### PROBLEM REQUIREMENTS
Copy out all the data, word for word.

### EXCERPTED RECORDS
## begin

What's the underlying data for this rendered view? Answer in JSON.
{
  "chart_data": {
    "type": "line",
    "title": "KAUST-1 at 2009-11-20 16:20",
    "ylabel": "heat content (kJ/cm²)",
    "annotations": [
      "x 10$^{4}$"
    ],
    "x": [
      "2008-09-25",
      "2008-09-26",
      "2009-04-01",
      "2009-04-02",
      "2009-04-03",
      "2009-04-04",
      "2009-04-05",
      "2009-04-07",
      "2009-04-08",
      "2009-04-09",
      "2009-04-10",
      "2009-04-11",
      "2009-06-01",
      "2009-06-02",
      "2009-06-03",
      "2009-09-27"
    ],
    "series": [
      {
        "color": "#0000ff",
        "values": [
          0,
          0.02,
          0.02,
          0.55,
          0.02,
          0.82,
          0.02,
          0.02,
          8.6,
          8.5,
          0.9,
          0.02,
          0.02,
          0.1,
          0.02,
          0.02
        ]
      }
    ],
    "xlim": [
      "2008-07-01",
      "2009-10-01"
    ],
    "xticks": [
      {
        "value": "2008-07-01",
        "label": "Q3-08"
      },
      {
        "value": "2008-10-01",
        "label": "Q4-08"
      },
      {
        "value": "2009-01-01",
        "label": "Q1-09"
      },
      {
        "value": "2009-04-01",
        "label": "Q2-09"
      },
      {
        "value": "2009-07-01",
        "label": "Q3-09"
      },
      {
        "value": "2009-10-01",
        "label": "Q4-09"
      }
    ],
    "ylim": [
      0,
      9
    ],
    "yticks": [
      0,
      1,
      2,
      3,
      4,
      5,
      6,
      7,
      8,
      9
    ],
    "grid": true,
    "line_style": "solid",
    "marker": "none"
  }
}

## end

### ANSWER TO THE TASK
What's the underlying data for this rendered view? Answer in JSON.
{
  "chart_data": {
    "type": "line",
    "title": "KAUST-1 at 2009-11-20 16:20",
    "ylabel": "heat content (kJ/cm²)",
    "annotations": [
      "x 10$^{4}$"
    ],
    "x": [
      "2008-09-25",
      "2008-09-26",
      "2009-04-01",
      "2009-04-02",
      "2009-04-03",
      "2009-04-04",
      "2009-04-05",
      "2009-04-07",
      "2009-04-08",
      "2009-04-09",
      "2009-04-10",
      "2009-04-11",
      "2009-06-01",
      "2009-06-02",
      "2009-06-03",
      "2009-09-27"
    ],
    "series": [
      {
        "color": "#0000ff",
        "values": [
          0,
          0.02,
          0.02,
          0.55,
          0.02,
          0.82,
          0.02,
          0.02,
          8.6,
          8.5,
          0.9,
          0.02,
          0.02,
          0.1,
          0.02,
          0.02
        ]
      }
    ],
    "xlim": [
      "2008-07-01",
      "2009-10-01"
    ],
    "xticks": [
      {
        "value": "2008-07-01",
        "label": "Q3-08"
      },
      {
        "value": "2008-10-01",
        "label": "Q4-08"
      },
      {
        "value": "2009-01-01",
        "label": "Q1-09"
      },
      {
        "value": "2009-04-01",
        "label": "Q2-09"
      },
      {
        "value": "2009-07-01",
        "label": "Q3-09"
      },
      {
        "value": "2009-10-01",
        "label": "Q4-09"
      }
    ],
    "ylim": [
      0,
      9
    ],
    "yticks": [
      0,
      1,
      2,
      3,
      4,
      5,
      6,
      7,
      8,
      9
    ],
    "grid": true,
    "line_style": "solid",
    "marker": "none"
  }
}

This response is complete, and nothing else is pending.